**WHAT IS BEING ASKED**
Each record below is to be copied word for word, with pictures removed.

══ SUPPLIED RECORDS

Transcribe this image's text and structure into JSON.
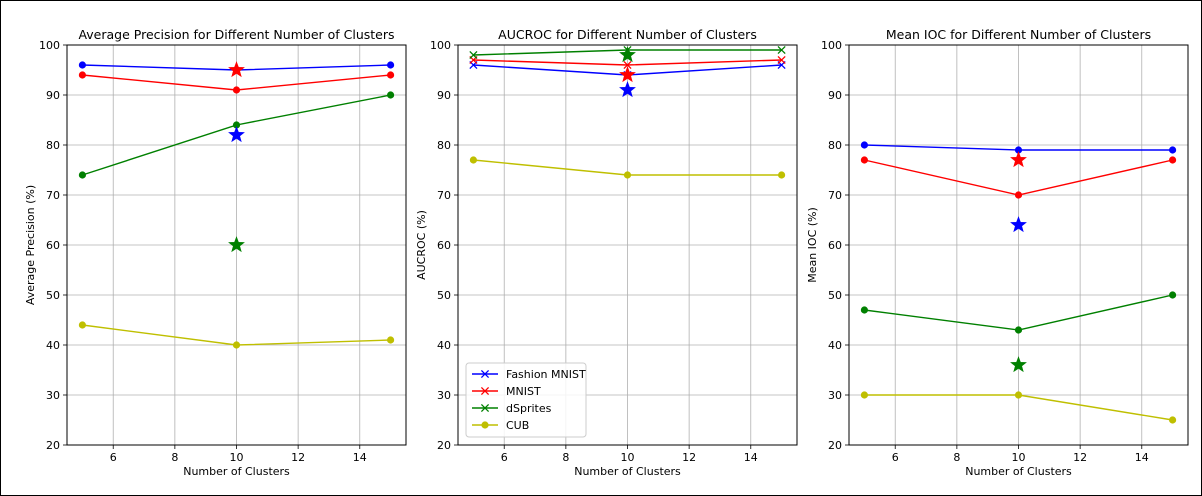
{
  "chart_data": [
    {
      "type": "line",
      "title": "Average Precision for Different Number of Clusters",
      "xlabel": "Number of Clusters",
      "ylabel": "Average Precision (%)",
      "xlim": [
        4.5,
        15.5
      ],
      "ylim": [
        20,
        100
      ],
      "xticks": [
        6,
        8,
        10,
        12,
        14
      ],
      "yticks": [
        20,
        30,
        40,
        50,
        60,
        70,
        80,
        90,
        100
      ],
      "grid": true,
      "x": [
        5,
        10,
        15
      ],
      "marker": "o",
      "series": [
        {
          "color": "#0000ff",
          "values": [
            96,
            95,
            96
          ],
          "star": {
            "x": 10,
            "y": 82
          }
        },
        {
          "color": "#ff0000",
          "values": [
            94,
            91,
            94
          ],
          "star": {
            "x": 10,
            "y": 95
          }
        },
        {
          "color": "#008000",
          "values": [
            74,
            84,
            90
          ],
          "star": {
            "x": 10,
            "y": 60
          }
        },
        {
          "color": "#bfbf00",
          "values": [
            44,
            40,
            41
          ]
        }
      ]
    },
    {
      "type": "line",
      "title": "AUCROC for Different Number of Clusters",
      "xlabel": "Number of Clusters",
      "ylabel": "AUCROC (%)",
      "xlim": [
        4.5,
        15.5
      ],
      "ylim": [
        20,
        100
      ],
      "xticks": [
        6,
        8,
        10,
        12,
        14
      ],
      "yticks": [
        20,
        30,
        40,
        50,
        60,
        70,
        80,
        90,
        100
      ],
      "grid": true,
      "x": [
        5,
        10,
        15
      ],
      "marker": "x",
      "legend_placement": "lower-left",
      "series": [
        {
          "name": "Fashion MNIST",
          "color": "#0000ff",
          "values": [
            96,
            94,
            96
          ],
          "star": {
            "x": 10,
            "y": 91
          }
        },
        {
          "name": "MNIST",
          "color": "#ff0000",
          "values": [
            97,
            96,
            97
          ],
          "star": {
            "x": 10,
            "y": 94
          }
        },
        {
          "name": "dSprites",
          "color": "#008000",
          "values": [
            98,
            99,
            99
          ],
          "star": {
            "x": 10,
            "y": 98
          }
        },
        {
          "name": "CUB",
          "color": "#bfbf00",
          "values": [
            77,
            74,
            74
          ],
          "marker": "o"
        }
      ]
    },
    {
      "type": "line",
      "title": "Mean IOC for Different Number of Clusters",
      "xlabel": "Number of Clusters",
      "ylabel": "Mean IOC (%)",
      "xlim": [
        4.5,
        15.5
      ],
      "ylim": [
        20,
        100
      ],
      "xticks": [
        6,
        8,
        10,
        12,
        14
      ],
      "yticks": [
        20,
        30,
        40,
        50,
        60,
        70,
        80,
        90,
        100
      ],
      "grid": true,
      "x": [
        5,
        10,
        15
      ],
      "marker": "o",
      "series": [
        {
          "color": "#0000ff",
          "values": [
            80,
            79,
            79
          ],
          "star": {
            "x": 10,
            "y": 64
          }
        },
        {
          "color": "#ff0000",
          "values": [
            77,
            70,
            77
          ],
          "star": {
            "x": 10,
            "y": 77
          }
        },
        {
          "color": "#008000",
          "values": [
            47,
            43,
            50
          ],
          "star": {
            "x": 10,
            "y": 36
          }
        },
        {
          "color": "#bfbf00",
          "values": [
            30,
            30,
            25
          ]
        }
      ]
    }
  ]
}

════

**FINISHED EXERCISE**
Transcribe this image's text and structure into JSON.
{
  "chart_data": [
    {
      "type": "line",
      "title": "Average Precision for Different Number of Clusters",
      "xlabel": "Number of Clusters",
      "ylabel": "Average Precision (%)",
      "xlim": [
        4.5,
        15.5
      ],
      "ylim": [
        20,
        100
      ],
      "xticks": [
        6,
        8,
        10,
        12,
        14
      ],
      "yticks": [
        20,
        30,
        40,
        50,
        60,
        70,
        80,
        90,
        100
      ],
      "grid": true,
      "x": [
        5,
        10,
        15
      ],
      "marker": "o",
      "series": [
        {
          "color": "#0000ff",
          "values": [
            96,
            95,
            96
          ],
          "star": {
            "x": 10,
            "y": 82
          }
        },
        {
          "color": "#ff0000",
          "values": [
            94,
            91,
            94
          ],
          "star": {
            "x": 10,
            "y": 95
          }
        },
        {
          "color": "#008000",
          "values": [
            74,
            84,
            90
          ],
          "star": {
            "x": 10,
            "y": 60
          }
        },
        {
          "color": "#bfbf00",
          "values": [
            44,
            40,
            41
          ]
        }
      ]
    },
    {
      "type": "line",
      "title": "AUCROC for Different Number of Clusters",
      "xlabel": "Number of Clusters",
      "ylabel": "AUCROC (%)",
      "xlim": [
        4.5,
        15.5
      ],
      "ylim": [
        20,
        100
      ],
      "xticks": [
        6,
        8,
        10,
        12,
        14
      ],
      "yticks": [
        20,
        30,
        40,
        50,
        60,
        70,
        80,
        90,
        100
      ],
      "grid": true,
      "x": [
        5,
        10,
        15
      ],
      "marker": "x",
      "legend_placement": "lower-left",
      "series": [
        {
          "name": "Fashion MNIST",
          "color": "#0000ff",
          "values": [
            96,
            94,
            96
          ],
          "star": {
            "x": 10,
            "y": 91
          }
        },
        {
          "name": "MNIST",
          "color": "#ff0000",
          "values": [
            97,
            96,
            97
          ],
          "star": {
            "x": 10,
            "y": 94
          }
        },
        {
          "name": "dSprites",
          "color": "#008000",
          "values": [
            98,
            99,
            99
          ],
          "star": {
            "x": 10,
            "y": 98
          }
        },
        {
          "name": "CUB",
          "color": "#bfbf00",
          "values": [
            77,
            74,
            74
          ],
          "marker": "o"
        }
      ]
    },
    {
      "type": "line",
      "title": "Mean IOC for Different Number of Clusters",
      "xlabel": "Number of Clusters",
      "ylabel": "Mean IOC (%)",
      "xlim": [
        4.5,
        15.5
      ],
      "ylim": [
        20,
        100
      ],
      "xticks": [
        6,
        8,
        10,
        12,
        14
      ],
      "yticks": [
        20,
        30,
        40,
        50,
        60,
        70,
        80,
        90,
        100
      ],
      "grid": true,
      "x": [
        5,
        10,
        15
      ],
      "marker": "o",
      "series": [
        {
          "color": "#0000ff",
          "values": [
            80,
            79,
            79
          ],
          "star": {
            "x": 10,
            "y": 64
          }
        },
        {
          "color": "#ff0000",
          "values": [
            77,
            70,
            77
          ],
          "star": {
            "x": 10,
            "y": 77
          }
        },
        {
          "color": "#008000",
          "values": [
            47,
            43,
            50
          ],
          "star": {
            "x": 10,
            "y": 36
          }
        },
        {
          "color": "#bfbf00",
          "values": [
            30,
            30,
            25
          ]
        }
      ]
    }
  ]
}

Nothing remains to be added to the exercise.